[Task description]:
Restate the records below word for word, and omit the images they hold.

(begin)

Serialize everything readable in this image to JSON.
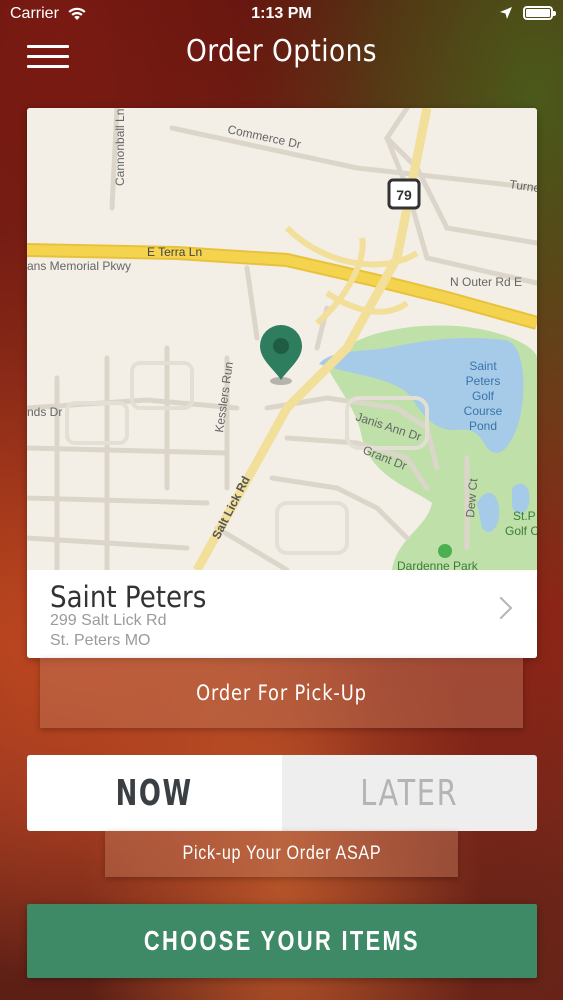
{
  "status_bar": {
    "carrier": "Carrier",
    "time": "1:13 PM"
  },
  "header": {
    "title": "Order Options"
  },
  "map": {
    "labels": {
      "commerce": "Commerce Dr",
      "cannonball": "Cannonball Ln",
      "turner": "Turne",
      "highway": "79",
      "terra": "E Terra Ln",
      "memorial": "ans Memorial Pkwy",
      "outer": "N Outer Rd E",
      "kesslers": "Kesslers Run",
      "janis": "Janis Ann Dr",
      "grant": "Grant Dr",
      "lands": "nds Dr",
      "salt_lick": "Salt Lick Rd",
      "dew": "Dew Ct",
      "pond1": "Saint",
      "pond2": "Peters",
      "pond3": "Golf",
      "pond4": "Course",
      "pond5": "Pond",
      "golf1": "St.P",
      "golf2": "Golf C",
      "park": "Dardenne Park"
    }
  },
  "store": {
    "name": "Saint Peters",
    "address_line1": "299 Salt Lick Rd",
    "address_line2": "St. Peters MO"
  },
  "order_type": {
    "label": "Order For Pick-Up"
  },
  "time_toggle": {
    "now_label": "NOW",
    "later_label": "LATER",
    "selected": "NOW",
    "note": "Pick-up Your Order ASAP"
  },
  "cta": {
    "label": "CHOOSE YOUR ITEMS"
  },
  "colors": {
    "accent_green": "#3f8a66",
    "pin_green": "#2e7d5e",
    "map_road": "#f4d34f",
    "water": "#a6cbe8",
    "park": "#bfe0a8"
  }
}
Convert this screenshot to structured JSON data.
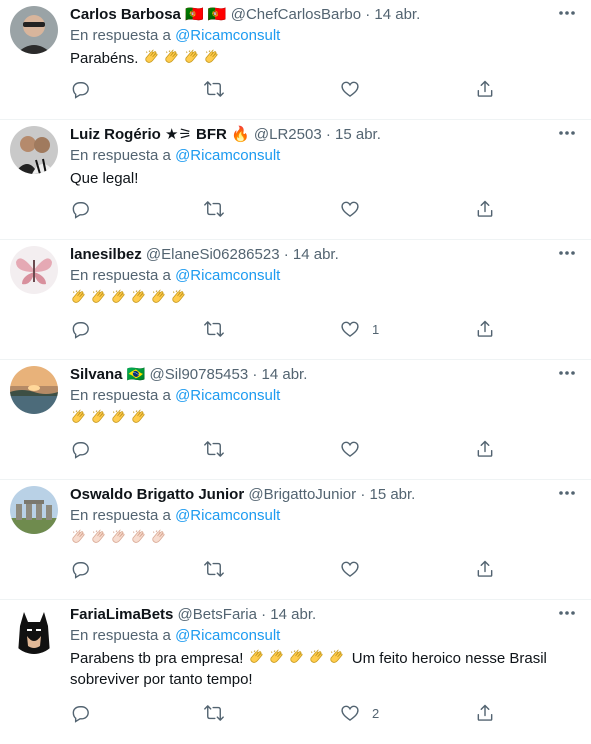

(end)

[Answer for this exercise]:
Serialize everything readable in this image to JSON.
{
  "status_bar": {
    "carrier": "Carrier",
    "time": "1:13 PM"
  },
  "header": {
    "title": "Order Options"
  },
  "map": {
    "labels": {
      "commerce": "Commerce Dr",
      "cannonball": "Cannonball Ln",
      "turner": "Turne",
      "highway": "79",
      "terra": "E Terra Ln",
      "memorial": "ans Memorial Pkwy",
      "outer": "N Outer Rd E",
      "kesslers": "Kesslers Run",
      "janis": "Janis Ann Dr",
      "grant": "Grant Dr",
      "lands": "nds Dr",
      "salt_lick": "Salt Lick Rd",
      "dew": "Dew Ct",
      "pond1": "Saint",
      "pond2": "Peters",
      "pond3": "Golf",
      "pond4": "Course",
      "pond5": "Pond",
      "golf1": "St.P",
      "golf2": "Golf C",
      "park": "Dardenne Park"
    }
  },
  "store": {
    "name": "Saint Peters",
    "address_line1": "299 Salt Lick Rd",
    "address_line2": "St. Peters MO"
  },
  "order_type": {
    "label": "Order For Pick-Up"
  },
  "time_toggle": {
    "now_label": "NOW",
    "later_label": "LATER",
    "selected": "NOW",
    "note": "Pick-up Your Order ASAP"
  },
  "cta": {
    "label": "CHOOSE YOUR ITEMS"
  },
  "colors": {
    "accent_green": "#3f8a66",
    "pin_green": "#2e7d5e",
    "map_road": "#f4d34f",
    "water": "#a6cbe8",
    "park": "#bfe0a8"
  }
}
Convert this screenshot to structured JSON data.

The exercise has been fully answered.